Problem details –
Select from the data all lines with the word "Screenshot".

Excerpted data –
┄┄┄┄┄┄
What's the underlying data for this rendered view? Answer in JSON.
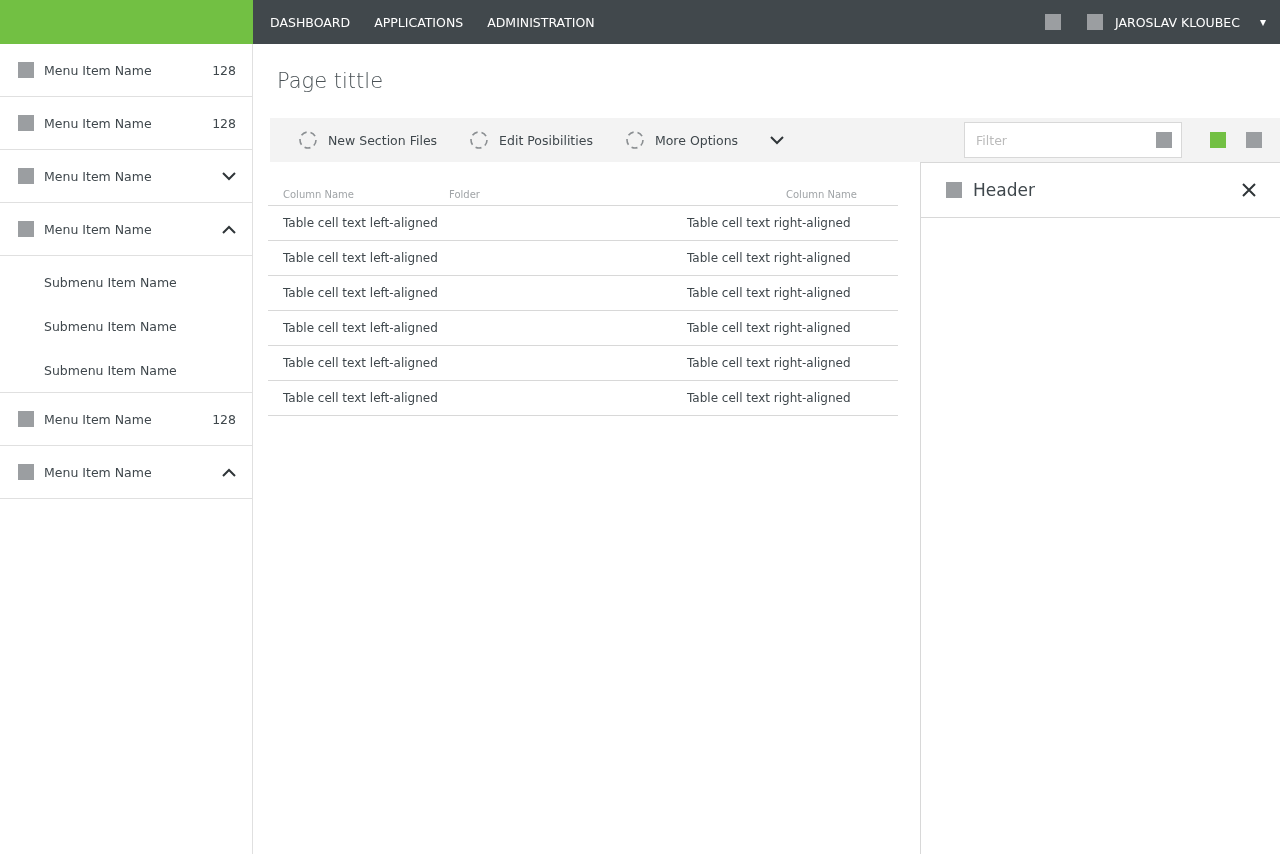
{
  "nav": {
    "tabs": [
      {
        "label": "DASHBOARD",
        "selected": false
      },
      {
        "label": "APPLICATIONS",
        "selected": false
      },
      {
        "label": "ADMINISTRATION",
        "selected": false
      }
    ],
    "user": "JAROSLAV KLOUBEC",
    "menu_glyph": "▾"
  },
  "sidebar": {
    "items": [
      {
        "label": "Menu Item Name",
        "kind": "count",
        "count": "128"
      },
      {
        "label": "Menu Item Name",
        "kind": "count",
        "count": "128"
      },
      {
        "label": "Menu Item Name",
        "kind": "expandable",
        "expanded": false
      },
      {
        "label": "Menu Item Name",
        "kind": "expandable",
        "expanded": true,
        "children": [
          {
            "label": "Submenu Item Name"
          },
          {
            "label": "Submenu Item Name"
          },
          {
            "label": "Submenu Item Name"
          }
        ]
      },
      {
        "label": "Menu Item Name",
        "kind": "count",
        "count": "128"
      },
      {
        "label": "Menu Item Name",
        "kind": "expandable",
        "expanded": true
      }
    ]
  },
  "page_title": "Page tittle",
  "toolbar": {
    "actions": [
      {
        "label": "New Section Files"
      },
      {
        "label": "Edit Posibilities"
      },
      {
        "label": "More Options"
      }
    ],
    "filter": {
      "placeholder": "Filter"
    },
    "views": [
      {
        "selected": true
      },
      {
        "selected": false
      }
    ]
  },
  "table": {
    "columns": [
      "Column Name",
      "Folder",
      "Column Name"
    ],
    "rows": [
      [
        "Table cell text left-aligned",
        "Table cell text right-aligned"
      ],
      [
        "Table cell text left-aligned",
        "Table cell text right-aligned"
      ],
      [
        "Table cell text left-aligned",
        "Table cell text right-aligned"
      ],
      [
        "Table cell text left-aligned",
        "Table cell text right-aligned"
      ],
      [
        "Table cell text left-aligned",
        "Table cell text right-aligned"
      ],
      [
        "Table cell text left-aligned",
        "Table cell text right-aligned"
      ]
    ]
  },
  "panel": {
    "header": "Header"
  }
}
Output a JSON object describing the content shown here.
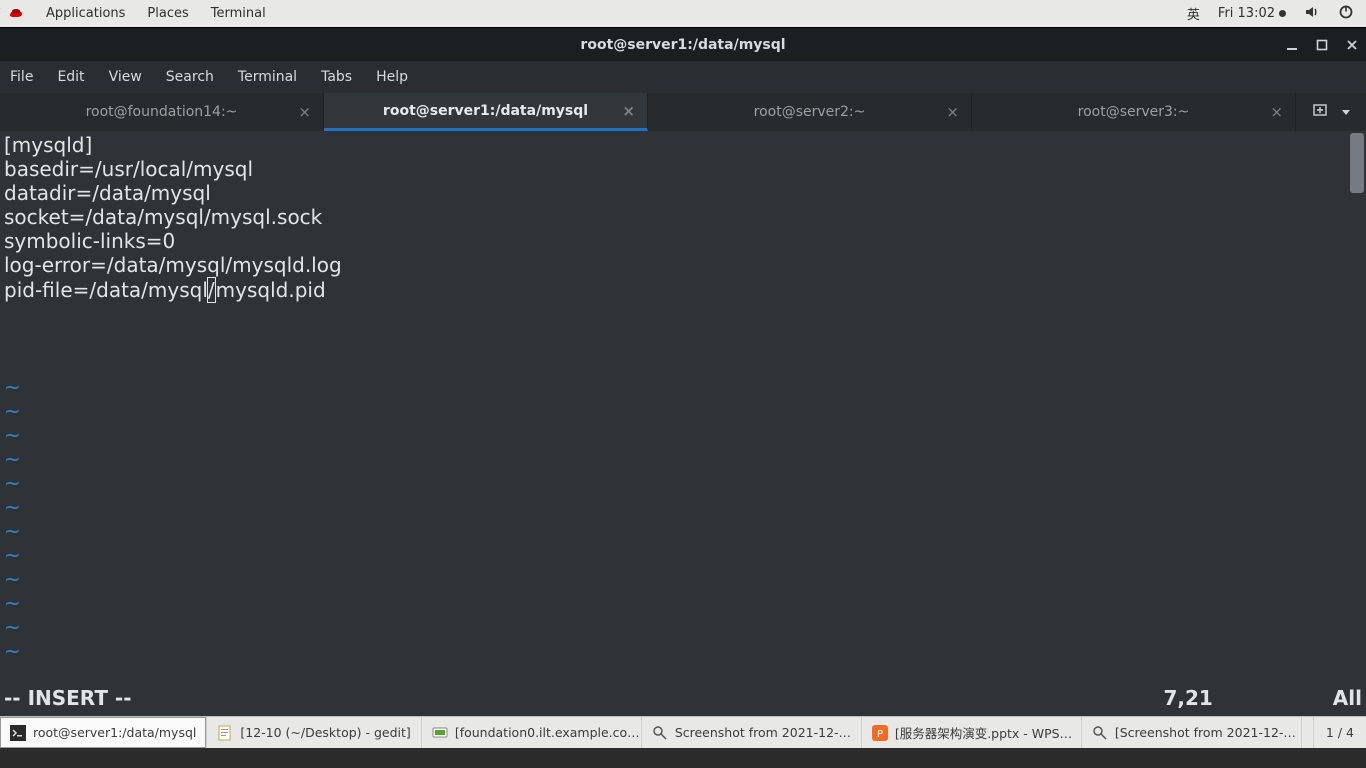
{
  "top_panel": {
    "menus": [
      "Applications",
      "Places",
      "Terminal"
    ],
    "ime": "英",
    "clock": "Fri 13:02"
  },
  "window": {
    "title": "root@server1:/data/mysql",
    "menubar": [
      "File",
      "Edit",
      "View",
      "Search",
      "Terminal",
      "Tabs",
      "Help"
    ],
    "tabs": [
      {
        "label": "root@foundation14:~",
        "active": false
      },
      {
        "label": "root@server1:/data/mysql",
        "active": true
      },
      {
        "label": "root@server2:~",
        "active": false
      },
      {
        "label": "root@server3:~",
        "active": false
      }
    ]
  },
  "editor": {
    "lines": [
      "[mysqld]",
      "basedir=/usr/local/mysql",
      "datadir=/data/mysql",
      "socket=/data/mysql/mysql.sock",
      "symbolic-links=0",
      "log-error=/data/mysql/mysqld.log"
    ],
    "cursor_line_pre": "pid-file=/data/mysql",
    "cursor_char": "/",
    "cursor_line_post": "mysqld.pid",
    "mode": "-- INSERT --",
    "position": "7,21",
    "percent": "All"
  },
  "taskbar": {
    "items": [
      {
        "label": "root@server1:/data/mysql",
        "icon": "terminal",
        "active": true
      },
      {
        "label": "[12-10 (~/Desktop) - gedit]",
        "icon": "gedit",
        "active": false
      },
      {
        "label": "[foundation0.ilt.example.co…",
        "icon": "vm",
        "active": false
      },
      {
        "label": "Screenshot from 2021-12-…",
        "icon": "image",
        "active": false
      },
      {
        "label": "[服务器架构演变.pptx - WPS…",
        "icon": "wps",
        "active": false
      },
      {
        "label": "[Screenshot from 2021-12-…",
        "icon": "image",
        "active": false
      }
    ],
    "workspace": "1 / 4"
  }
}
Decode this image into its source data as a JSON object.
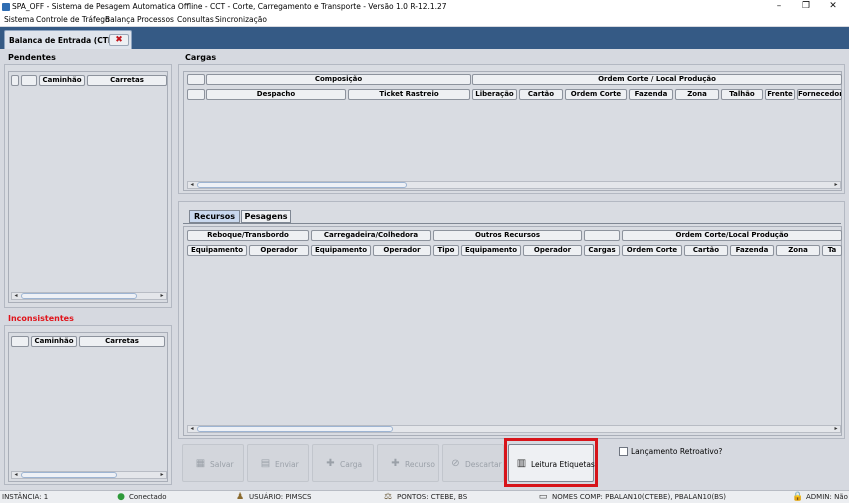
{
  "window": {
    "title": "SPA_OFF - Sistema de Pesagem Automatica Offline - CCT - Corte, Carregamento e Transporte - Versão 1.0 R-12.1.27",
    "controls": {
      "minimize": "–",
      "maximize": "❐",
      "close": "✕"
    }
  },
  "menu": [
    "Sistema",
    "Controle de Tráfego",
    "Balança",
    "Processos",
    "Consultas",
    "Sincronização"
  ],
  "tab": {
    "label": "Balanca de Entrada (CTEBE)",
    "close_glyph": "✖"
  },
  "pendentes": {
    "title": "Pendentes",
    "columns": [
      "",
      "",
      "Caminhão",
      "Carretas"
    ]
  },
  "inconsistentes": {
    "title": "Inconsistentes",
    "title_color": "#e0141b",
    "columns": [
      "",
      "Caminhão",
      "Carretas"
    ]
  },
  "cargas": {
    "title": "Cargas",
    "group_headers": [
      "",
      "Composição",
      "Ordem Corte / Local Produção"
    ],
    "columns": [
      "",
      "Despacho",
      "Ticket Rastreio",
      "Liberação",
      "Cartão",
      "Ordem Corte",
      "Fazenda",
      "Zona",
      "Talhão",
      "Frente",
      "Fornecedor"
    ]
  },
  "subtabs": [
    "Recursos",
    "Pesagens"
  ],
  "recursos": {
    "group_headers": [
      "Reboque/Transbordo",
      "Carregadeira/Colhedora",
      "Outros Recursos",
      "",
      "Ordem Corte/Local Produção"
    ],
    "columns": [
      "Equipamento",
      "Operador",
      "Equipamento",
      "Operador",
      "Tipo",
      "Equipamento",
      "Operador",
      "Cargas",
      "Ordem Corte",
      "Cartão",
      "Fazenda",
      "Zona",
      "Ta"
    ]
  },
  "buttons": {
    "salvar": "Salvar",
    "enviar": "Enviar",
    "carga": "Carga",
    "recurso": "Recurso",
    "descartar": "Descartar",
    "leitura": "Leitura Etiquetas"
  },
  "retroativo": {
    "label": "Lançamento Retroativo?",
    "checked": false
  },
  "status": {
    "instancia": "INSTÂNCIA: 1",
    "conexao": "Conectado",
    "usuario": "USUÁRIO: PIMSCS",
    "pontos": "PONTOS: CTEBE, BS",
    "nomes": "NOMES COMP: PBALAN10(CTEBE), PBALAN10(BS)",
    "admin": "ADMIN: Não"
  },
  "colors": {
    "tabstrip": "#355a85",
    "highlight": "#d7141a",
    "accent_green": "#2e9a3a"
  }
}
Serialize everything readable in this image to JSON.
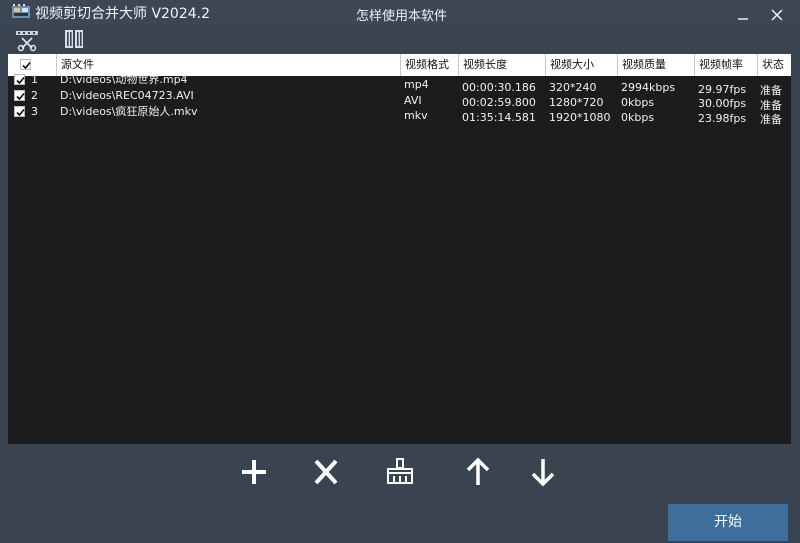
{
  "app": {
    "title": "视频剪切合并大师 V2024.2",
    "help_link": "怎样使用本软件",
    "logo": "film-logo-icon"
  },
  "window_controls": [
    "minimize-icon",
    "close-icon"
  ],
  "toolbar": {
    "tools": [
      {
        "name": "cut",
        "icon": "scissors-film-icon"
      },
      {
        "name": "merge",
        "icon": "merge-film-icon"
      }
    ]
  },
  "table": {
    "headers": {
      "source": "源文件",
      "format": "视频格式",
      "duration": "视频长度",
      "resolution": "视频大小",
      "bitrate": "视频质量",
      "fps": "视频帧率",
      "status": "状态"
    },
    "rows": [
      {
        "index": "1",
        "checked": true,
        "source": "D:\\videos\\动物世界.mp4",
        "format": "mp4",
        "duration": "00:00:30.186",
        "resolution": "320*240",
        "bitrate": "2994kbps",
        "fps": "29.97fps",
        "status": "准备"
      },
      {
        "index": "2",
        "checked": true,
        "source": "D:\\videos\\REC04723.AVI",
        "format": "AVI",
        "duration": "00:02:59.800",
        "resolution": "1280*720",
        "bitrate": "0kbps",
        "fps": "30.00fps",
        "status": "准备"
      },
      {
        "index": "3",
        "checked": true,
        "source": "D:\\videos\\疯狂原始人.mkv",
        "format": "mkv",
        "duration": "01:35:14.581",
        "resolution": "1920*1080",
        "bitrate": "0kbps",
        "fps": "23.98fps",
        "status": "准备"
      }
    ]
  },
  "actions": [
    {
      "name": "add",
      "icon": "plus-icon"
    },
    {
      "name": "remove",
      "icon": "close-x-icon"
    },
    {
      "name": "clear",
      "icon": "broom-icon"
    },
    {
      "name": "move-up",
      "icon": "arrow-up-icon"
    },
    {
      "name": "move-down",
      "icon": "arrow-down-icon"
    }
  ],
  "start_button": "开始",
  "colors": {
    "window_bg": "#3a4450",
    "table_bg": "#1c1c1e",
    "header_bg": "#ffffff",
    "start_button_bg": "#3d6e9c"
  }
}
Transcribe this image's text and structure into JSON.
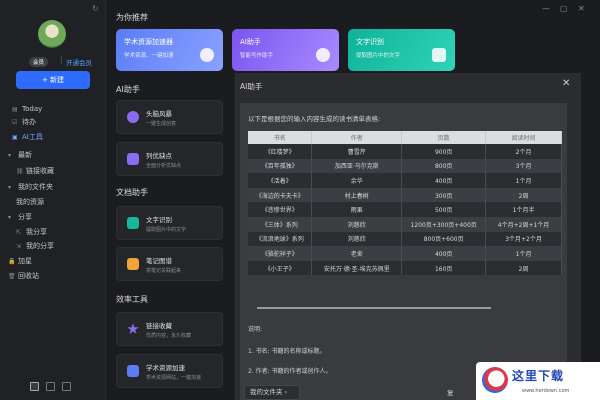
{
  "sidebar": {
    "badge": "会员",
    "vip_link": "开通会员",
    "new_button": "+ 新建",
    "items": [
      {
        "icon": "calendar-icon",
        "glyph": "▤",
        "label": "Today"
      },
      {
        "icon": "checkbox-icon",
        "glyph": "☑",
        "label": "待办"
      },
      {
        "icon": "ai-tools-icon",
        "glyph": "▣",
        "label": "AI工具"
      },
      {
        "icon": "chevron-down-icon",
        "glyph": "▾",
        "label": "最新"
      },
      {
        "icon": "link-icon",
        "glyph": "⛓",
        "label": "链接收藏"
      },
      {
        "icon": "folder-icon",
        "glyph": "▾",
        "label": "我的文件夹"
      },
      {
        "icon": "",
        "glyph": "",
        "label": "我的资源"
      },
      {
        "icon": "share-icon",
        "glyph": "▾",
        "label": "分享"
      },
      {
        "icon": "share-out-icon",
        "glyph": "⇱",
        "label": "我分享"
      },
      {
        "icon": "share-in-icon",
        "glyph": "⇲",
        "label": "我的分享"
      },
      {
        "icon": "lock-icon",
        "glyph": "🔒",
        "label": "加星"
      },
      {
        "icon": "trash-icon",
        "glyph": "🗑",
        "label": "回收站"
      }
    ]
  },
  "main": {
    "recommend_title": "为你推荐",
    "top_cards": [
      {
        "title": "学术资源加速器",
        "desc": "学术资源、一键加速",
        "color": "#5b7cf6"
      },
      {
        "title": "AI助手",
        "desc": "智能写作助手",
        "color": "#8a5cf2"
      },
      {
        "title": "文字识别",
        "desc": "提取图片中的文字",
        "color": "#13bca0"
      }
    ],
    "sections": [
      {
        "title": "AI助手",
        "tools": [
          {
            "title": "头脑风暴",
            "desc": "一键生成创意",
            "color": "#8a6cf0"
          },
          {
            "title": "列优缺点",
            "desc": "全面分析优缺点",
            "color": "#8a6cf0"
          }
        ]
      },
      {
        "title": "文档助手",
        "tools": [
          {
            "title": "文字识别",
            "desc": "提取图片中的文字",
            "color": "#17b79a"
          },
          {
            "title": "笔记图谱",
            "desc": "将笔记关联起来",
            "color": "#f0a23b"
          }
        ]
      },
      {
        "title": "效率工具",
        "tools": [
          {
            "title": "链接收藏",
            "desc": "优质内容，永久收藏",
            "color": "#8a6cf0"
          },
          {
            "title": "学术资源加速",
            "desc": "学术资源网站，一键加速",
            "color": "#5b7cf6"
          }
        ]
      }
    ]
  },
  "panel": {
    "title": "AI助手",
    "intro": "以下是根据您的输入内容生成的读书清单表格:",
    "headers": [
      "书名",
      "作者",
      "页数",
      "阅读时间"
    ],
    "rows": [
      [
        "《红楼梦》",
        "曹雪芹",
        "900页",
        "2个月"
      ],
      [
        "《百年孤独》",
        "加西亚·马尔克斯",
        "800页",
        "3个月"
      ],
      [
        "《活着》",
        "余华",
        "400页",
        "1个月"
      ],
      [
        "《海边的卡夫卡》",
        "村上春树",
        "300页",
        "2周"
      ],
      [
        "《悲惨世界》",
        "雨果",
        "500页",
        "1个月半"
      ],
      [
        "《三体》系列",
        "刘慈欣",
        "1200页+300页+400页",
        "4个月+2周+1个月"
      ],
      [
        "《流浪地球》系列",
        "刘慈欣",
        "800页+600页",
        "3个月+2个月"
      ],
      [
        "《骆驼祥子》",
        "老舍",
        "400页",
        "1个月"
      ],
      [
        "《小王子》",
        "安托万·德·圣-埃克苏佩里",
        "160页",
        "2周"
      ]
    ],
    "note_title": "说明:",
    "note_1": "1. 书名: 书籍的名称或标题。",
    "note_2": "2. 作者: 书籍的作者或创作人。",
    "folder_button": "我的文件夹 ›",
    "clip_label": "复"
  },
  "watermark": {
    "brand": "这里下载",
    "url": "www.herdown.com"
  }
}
┄┄┄┄┄┄
In response –
        "label": "Screenshot from 2021-12-…",
        "label": "[Screenshot from 2021-12-…",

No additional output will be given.